**What needs to be done**
Copy every line from the records below that holds the word "content".

**Dataset excerpts**
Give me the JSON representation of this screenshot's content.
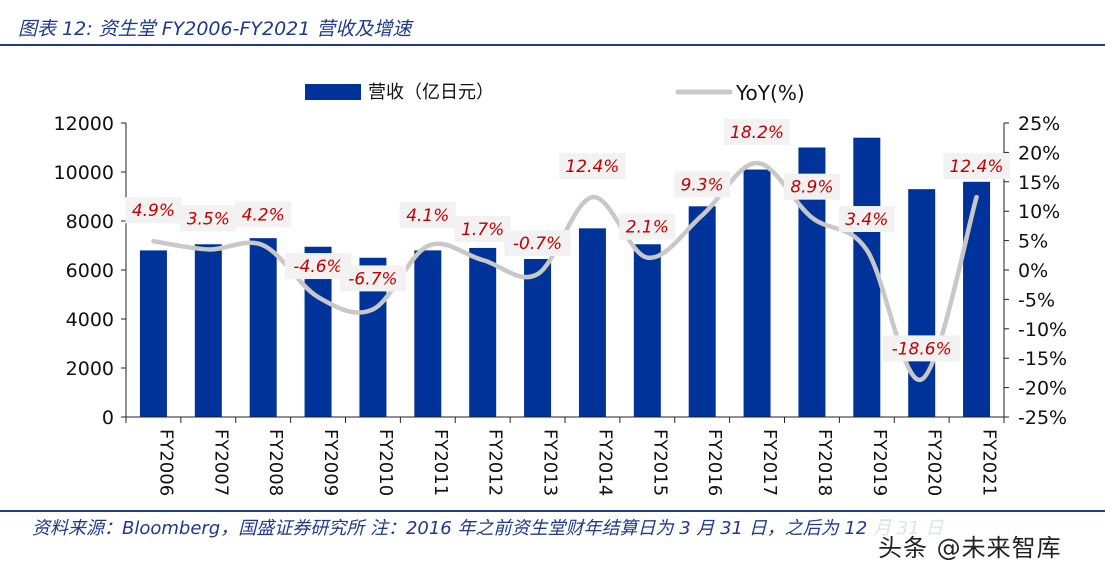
{
  "figure": {
    "title": "图表 12: 资生堂 FY2006-FY2021 营收及增速",
    "source_note": "资料来源：Bloomberg，国盛证券研究所 注：2016 年之前资生堂财年结算日为 3 月 31 日，之后为 12 月 31 日",
    "watermark": "头条 @未来智库"
  },
  "colors": {
    "accent": "#1f3a8a",
    "bar": "#003399",
    "line": "#c8c8c8",
    "label_text": "#c00000",
    "label_bg": "#f2f2f2"
  },
  "chart_data": {
    "type": "bar",
    "categories": [
      "FY2006",
      "FY2007",
      "FY2008",
      "FY2009",
      "FY2010",
      "FY2011",
      "FY2012",
      "FY2013",
      "FY2014",
      "FY2015",
      "FY2016",
      "FY2017",
      "FY2018",
      "FY2019",
      "FY2020",
      "FY2021"
    ],
    "series": [
      {
        "name": "营收（亿日元）",
        "type": "bar",
        "axis": "left",
        "values": [
          6800,
          7050,
          7300,
          6950,
          6500,
          6800,
          6900,
          6450,
          7700,
          7050,
          8600,
          10100,
          11000,
          11400,
          9300,
          9600
        ]
      },
      {
        "name": "YoY(%)",
        "type": "line",
        "axis": "right",
        "values": [
          4.9,
          3.5,
          4.2,
          -4.6,
          -6.7,
          4.1,
          1.7,
          -0.7,
          12.4,
          2.1,
          9.3,
          18.2,
          8.9,
          3.4,
          -18.6,
          12.4
        ]
      }
    ],
    "data_labels": [
      "4.9%",
      "3.5%",
      "4.2%",
      "-4.6%",
      "-6.7%",
      "4.1%",
      "1.7%",
      "-0.7%",
      "12.4%",
      "2.1%",
      "9.3%",
      "18.2%",
      "8.9%",
      "3.4%",
      "-18.6%",
      "12.4%"
    ],
    "left_axis": {
      "ylim": [
        0,
        12000
      ],
      "ticks": [
        "0",
        "2000",
        "4000",
        "6000",
        "8000",
        "10000",
        "12000"
      ]
    },
    "right_axis": {
      "ylim": [
        -25,
        25
      ],
      "ticks": [
        "-25%",
        "-20%",
        "-15%",
        "-10%",
        "-5%",
        "0%",
        "5%",
        "10%",
        "15%",
        "20%",
        "25%"
      ]
    },
    "legend": {
      "position": "top-center",
      "entries": [
        "营收（亿日元）",
        "YoY(%)"
      ]
    },
    "grid": false
  }
}
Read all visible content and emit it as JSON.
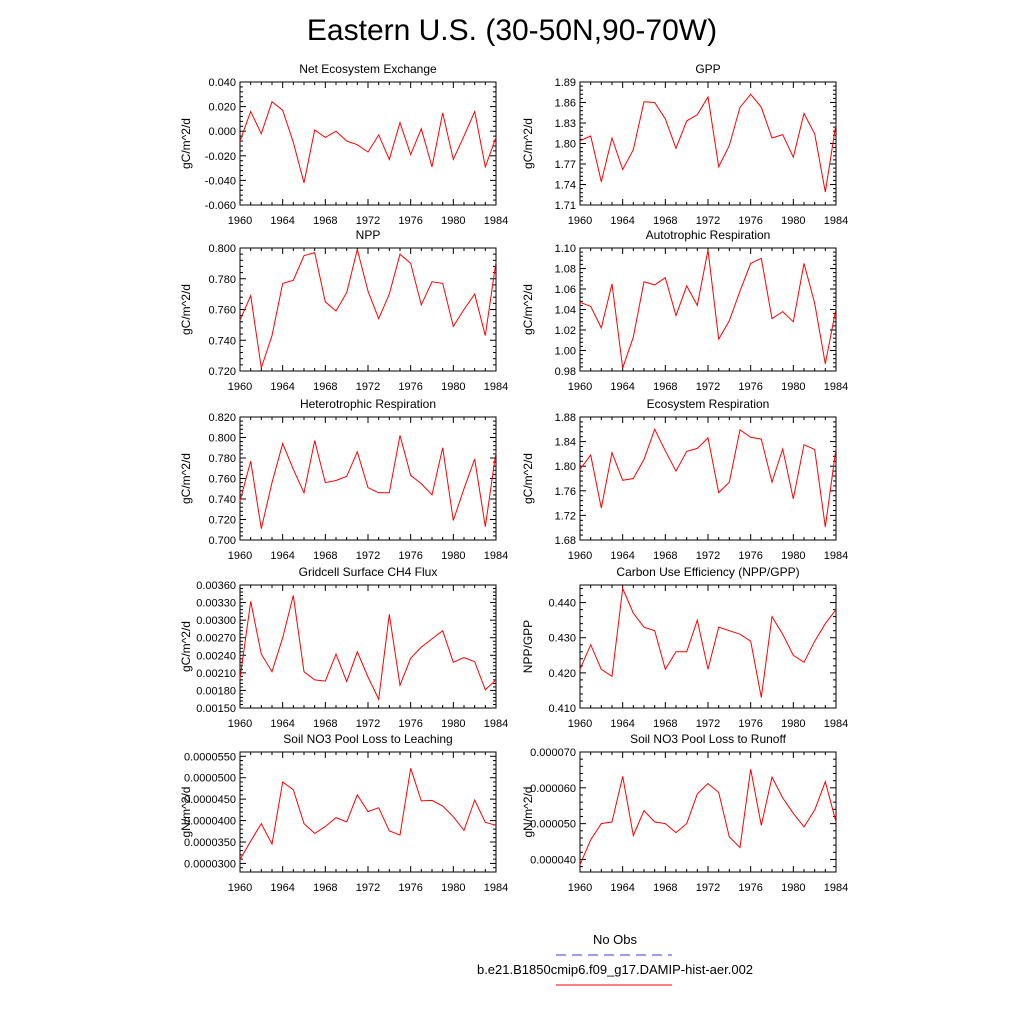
{
  "title": "Eastern U.S. (30-50N,90-70W)",
  "colors": {
    "model": "#ff0000",
    "obs": "#3a3adf",
    "axis": "#000000"
  },
  "legend": {
    "obs_label": "No Obs",
    "model_label": "b.e21.B1850cmip6.f09_g17.DAMIP-hist-aer.002"
  },
  "chart_data": [
    {
      "type": "line",
      "title": "Net Ecosystem Exchange",
      "ylabel": "gC/m^2/d",
      "xlim": [
        1960,
        1984
      ],
      "xticks": [
        "1960",
        "1964",
        "1968",
        "1972",
        "1976",
        "1980",
        "1984"
      ],
      "ylim": [
        -0.06,
        0.04
      ],
      "yticks": [
        "-0.060",
        "-0.040",
        "-0.020",
        "0.000",
        "0.020",
        "0.040"
      ],
      "x": [
        1960,
        1961,
        1962,
        1963,
        1964,
        1965,
        1966,
        1967,
        1968,
        1969,
        1970,
        1971,
        1972,
        1973,
        1974,
        1975,
        1976,
        1977,
        1978,
        1979,
        1980,
        1981,
        1982,
        1983,
        1984
      ],
      "series": [
        {
          "values": [
            -0.008,
            0.016,
            -0.002,
            0.024,
            0.017,
            -0.009,
            -0.042,
            0.001,
            -0.005,
            0.0,
            -0.008,
            -0.011,
            -0.017,
            -0.003,
            -0.023,
            0.007,
            -0.019,
            0.002,
            -0.029,
            0.015,
            -0.023,
            -0.004,
            0.016,
            -0.029,
            -0.005
          ]
        }
      ]
    },
    {
      "type": "line",
      "title": "GPP",
      "ylabel": "gC/m^2/d",
      "xlim": [
        1960,
        1984
      ],
      "xticks": [
        "1960",
        "1964",
        "1968",
        "1972",
        "1976",
        "1980",
        "1984"
      ],
      "ylim": [
        1.71,
        1.89
      ],
      "yticks": [
        "1.71",
        "1.74",
        "1.77",
        "1.80",
        "1.83",
        "1.86",
        "1.89"
      ],
      "x": [
        1960,
        1961,
        1962,
        1963,
        1964,
        1965,
        1966,
        1967,
        1968,
        1969,
        1970,
        1971,
        1972,
        1973,
        1974,
        1975,
        1976,
        1977,
        1978,
        1979,
        1980,
        1981,
        1982,
        1983,
        1984
      ],
      "series": [
        {
          "values": [
            1.804,
            1.811,
            1.744,
            1.808,
            1.762,
            1.791,
            1.861,
            1.86,
            1.836,
            1.793,
            1.833,
            1.842,
            1.868,
            1.766,
            1.797,
            1.853,
            1.872,
            1.853,
            1.808,
            1.813,
            1.78,
            1.844,
            1.814,
            1.729,
            1.829
          ]
        }
      ]
    },
    {
      "type": "line",
      "title": "NPP",
      "ylabel": "gC/m^2/d",
      "xlim": [
        1960,
        1984
      ],
      "xticks": [
        "1960",
        "1964",
        "1968",
        "1972",
        "1976",
        "1980",
        "1984"
      ],
      "ylim": [
        0.72,
        0.8
      ],
      "yticks": [
        "0.720",
        "0.740",
        "0.760",
        "0.780",
        "0.800"
      ],
      "x": [
        1960,
        1961,
        1962,
        1963,
        1964,
        1965,
        1966,
        1967,
        1968,
        1969,
        1970,
        1971,
        1972,
        1973,
        1974,
        1975,
        1976,
        1977,
        1978,
        1979,
        1980,
        1981,
        1982,
        1983,
        1984
      ],
      "series": [
        {
          "values": [
            0.753,
            0.769,
            0.722,
            0.743,
            0.777,
            0.779,
            0.795,
            0.797,
            0.765,
            0.759,
            0.771,
            0.799,
            0.772,
            0.754,
            0.77,
            0.796,
            0.79,
            0.763,
            0.778,
            0.777,
            0.749,
            0.76,
            0.77,
            0.743,
            0.791
          ]
        }
      ]
    },
    {
      "type": "line",
      "title": "Autotrophic Respiration",
      "ylabel": "gC/m^2/d",
      "xlim": [
        1960,
        1984
      ],
      "xticks": [
        "1960",
        "1964",
        "1968",
        "1972",
        "1976",
        "1980",
        "1984"
      ],
      "ylim": [
        0.98,
        1.1
      ],
      "yticks": [
        "0.98",
        "1.00",
        "1.02",
        "1.04",
        "1.06",
        "1.08",
        "1.10"
      ],
      "x": [
        1960,
        1961,
        1962,
        1963,
        1964,
        1965,
        1966,
        1967,
        1968,
        1969,
        1970,
        1971,
        1972,
        1973,
        1974,
        1975,
        1976,
        1977,
        1978,
        1979,
        1980,
        1981,
        1982,
        1983,
        1984
      ],
      "series": [
        {
          "values": [
            1.047,
            1.043,
            1.022,
            1.065,
            0.983,
            1.013,
            1.067,
            1.064,
            1.071,
            1.034,
            1.063,
            1.044,
            1.098,
            1.011,
            1.029,
            1.058,
            1.085,
            1.09,
            1.031,
            1.038,
            1.028,
            1.085,
            1.046,
            0.987,
            1.041
          ]
        }
      ]
    },
    {
      "type": "line",
      "title": "Heterotrophic Respiration",
      "ylabel": "gC/m^2/d",
      "xlim": [
        1960,
        1984
      ],
      "xticks": [
        "1960",
        "1964",
        "1968",
        "1972",
        "1976",
        "1980",
        "1984"
      ],
      "ylim": [
        0.7,
        0.82
      ],
      "yticks": [
        "0.700",
        "0.720",
        "0.740",
        "0.760",
        "0.780",
        "0.800",
        "0.820"
      ],
      "x": [
        1960,
        1961,
        1962,
        1963,
        1964,
        1965,
        1966,
        1967,
        1968,
        1969,
        1970,
        1971,
        1972,
        1973,
        1974,
        1975,
        1976,
        1977,
        1978,
        1979,
        1980,
        1981,
        1982,
        1983,
        1984
      ],
      "series": [
        {
          "values": [
            0.738,
            0.777,
            0.711,
            0.756,
            0.794,
            0.769,
            0.746,
            0.797,
            0.756,
            0.758,
            0.762,
            0.786,
            0.751,
            0.746,
            0.746,
            0.802,
            0.763,
            0.755,
            0.744,
            0.79,
            0.719,
            0.75,
            0.779,
            0.713,
            0.786
          ]
        }
      ]
    },
    {
      "type": "line",
      "title": "Ecosystem Respiration",
      "ylabel": "gC/m^2/d",
      "xlim": [
        1960,
        1984
      ],
      "xticks": [
        "1960",
        "1964",
        "1968",
        "1972",
        "1976",
        "1980",
        "1984"
      ],
      "ylim": [
        1.68,
        1.88
      ],
      "yticks": [
        "1.68",
        "1.72",
        "1.76",
        "1.80",
        "1.84",
        "1.88"
      ],
      "x": [
        1960,
        1961,
        1962,
        1963,
        1964,
        1965,
        1966,
        1967,
        1968,
        1969,
        1970,
        1971,
        1972,
        1973,
        1974,
        1975,
        1976,
        1977,
        1978,
        1979,
        1980,
        1981,
        1982,
        1983,
        1984
      ],
      "series": [
        {
          "values": [
            1.795,
            1.818,
            1.732,
            1.822,
            1.777,
            1.78,
            1.811,
            1.86,
            1.825,
            1.792,
            1.824,
            1.829,
            1.846,
            1.757,
            1.774,
            1.859,
            1.847,
            1.844,
            1.774,
            1.828,
            1.747,
            1.835,
            1.827,
            1.701,
            1.829
          ]
        }
      ]
    },
    {
      "type": "line",
      "title": "Gridcell Surface CH4 Flux",
      "ylabel": "gC/m^2/d",
      "xlim": [
        1960,
        1984
      ],
      "xticks": [
        "1960",
        "1964",
        "1968",
        "1972",
        "1976",
        "1980",
        "1984"
      ],
      "ylim": [
        0.0015,
        0.0036
      ],
      "yticks": [
        "0.00150",
        "0.00180",
        "0.00210",
        "0.00240",
        "0.00270",
        "0.00300",
        "0.00330",
        "0.00360"
      ],
      "x": [
        1960,
        1961,
        1962,
        1963,
        1964,
        1965,
        1966,
        1967,
        1968,
        1969,
        1970,
        1971,
        1972,
        1973,
        1974,
        1975,
        1976,
        1977,
        1978,
        1979,
        1980,
        1981,
        1982,
        1983,
        1984
      ],
      "series": [
        {
          "values": [
            0.002,
            0.00332,
            0.00242,
            0.00212,
            0.0027,
            0.00342,
            0.00212,
            0.00198,
            0.00196,
            0.00242,
            0.00195,
            0.00246,
            0.00203,
            0.00165,
            0.0031,
            0.00189,
            0.00235,
            0.00254,
            0.00268,
            0.00282,
            0.00228,
            0.00236,
            0.00229,
            0.00181,
            0.00198
          ]
        }
      ]
    },
    {
      "type": "line",
      "title": "Carbon Use Efficiency (NPP/GPP)",
      "ylabel": "NPP/GPP",
      "xlim": [
        1960,
        1984
      ],
      "xticks": [
        "1960",
        "1964",
        "1968",
        "1972",
        "1976",
        "1980",
        "1984"
      ],
      "ylim": [
        0.41,
        0.445
      ],
      "yticks": [
        "0.410",
        "0.420",
        "0.430",
        "0.440"
      ],
      "x": [
        1960,
        1961,
        1962,
        1963,
        1964,
        1965,
        1966,
        1967,
        1968,
        1969,
        1970,
        1971,
        1972,
        1973,
        1974,
        1975,
        1976,
        1977,
        1978,
        1979,
        1980,
        1981,
        1982,
        1983,
        1984
      ],
      "series": [
        {
          "values": [
            0.421,
            0.428,
            0.421,
            0.419,
            0.444,
            0.437,
            0.433,
            0.432,
            0.421,
            0.426,
            0.426,
            0.435,
            0.421,
            0.433,
            0.432,
            0.431,
            0.429,
            0.413,
            0.436,
            0.431,
            0.425,
            0.423,
            0.429,
            0.434,
            0.438
          ]
        }
      ]
    },
    {
      "type": "line",
      "title": "Soil NO3 Pool Loss to Leaching",
      "ylabel": "gN/m^2/d",
      "xlim": [
        1960,
        1984
      ],
      "xticks": [
        "1960",
        "1964",
        "1968",
        "1972",
        "1976",
        "1980",
        "1984"
      ],
      "ylim": [
        2.8e-05,
        5.6e-05
      ],
      "yticks": [
        "0.0000300",
        "0.0000350",
        "0.0000400",
        "0.0000450",
        "0.0000500",
        "0.0000550"
      ],
      "x": [
        1960,
        1961,
        1962,
        1963,
        1964,
        1965,
        1966,
        1967,
        1968,
        1969,
        1970,
        1971,
        1972,
        1973,
        1974,
        1975,
        1976,
        1977,
        1978,
        1979,
        1980,
        1981,
        1982,
        1983,
        1984
      ],
      "series": [
        {
          "values": [
            3.09e-05,
            3.52e-05,
            3.93e-05,
            3.45e-05,
            4.9e-05,
            4.72e-05,
            3.93e-05,
            3.7e-05,
            3.86e-05,
            4.07e-05,
            3.97e-05,
            4.6e-05,
            4.21e-05,
            4.3e-05,
            3.76e-05,
            3.66e-05,
            5.22e-05,
            4.46e-05,
            4.47e-05,
            4.34e-05,
            4.09e-05,
            3.77e-05,
            4.48e-05,
            3.96e-05,
            3.89e-05
          ]
        }
      ]
    },
    {
      "type": "line",
      "title": "Soil NO3 Pool Loss to Runoff",
      "ylabel": "gN/m^2/d",
      "xlim": [
        1960,
        1984
      ],
      "xticks": [
        "1960",
        "1964",
        "1968",
        "1972",
        "1976",
        "1980",
        "1984"
      ],
      "ylim": [
        3.65e-05,
        7e-05
      ],
      "yticks": [
        "0.000040",
        "0.000050",
        "0.000060",
        "0.000070"
      ],
      "x": [
        1960,
        1961,
        1962,
        1963,
        1964,
        1965,
        1966,
        1967,
        1968,
        1969,
        1970,
        1971,
        1972,
        1973,
        1974,
        1975,
        1976,
        1977,
        1978,
        1979,
        1980,
        1981,
        1982,
        1983,
        1984
      ],
      "series": [
        {
          "values": [
            3.85e-05,
            4.55e-05,
            5e-05,
            5.05e-05,
            6.32e-05,
            4.67e-05,
            5.36e-05,
            5.05e-05,
            5e-05,
            4.75e-05,
            5e-05,
            5.83e-05,
            6.12e-05,
            5.87e-05,
            4.63e-05,
            4.33e-05,
            6.52e-05,
            4.95e-05,
            6.3e-05,
            5.72e-05,
            5.29e-05,
            4.91e-05,
            5.38e-05,
            6.17e-05,
            5.05e-05
          ]
        }
      ]
    }
  ]
}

**Exercise answer**
Give me the JSON representation of this screenshot's content.
Read all visible content and emit it as JSON.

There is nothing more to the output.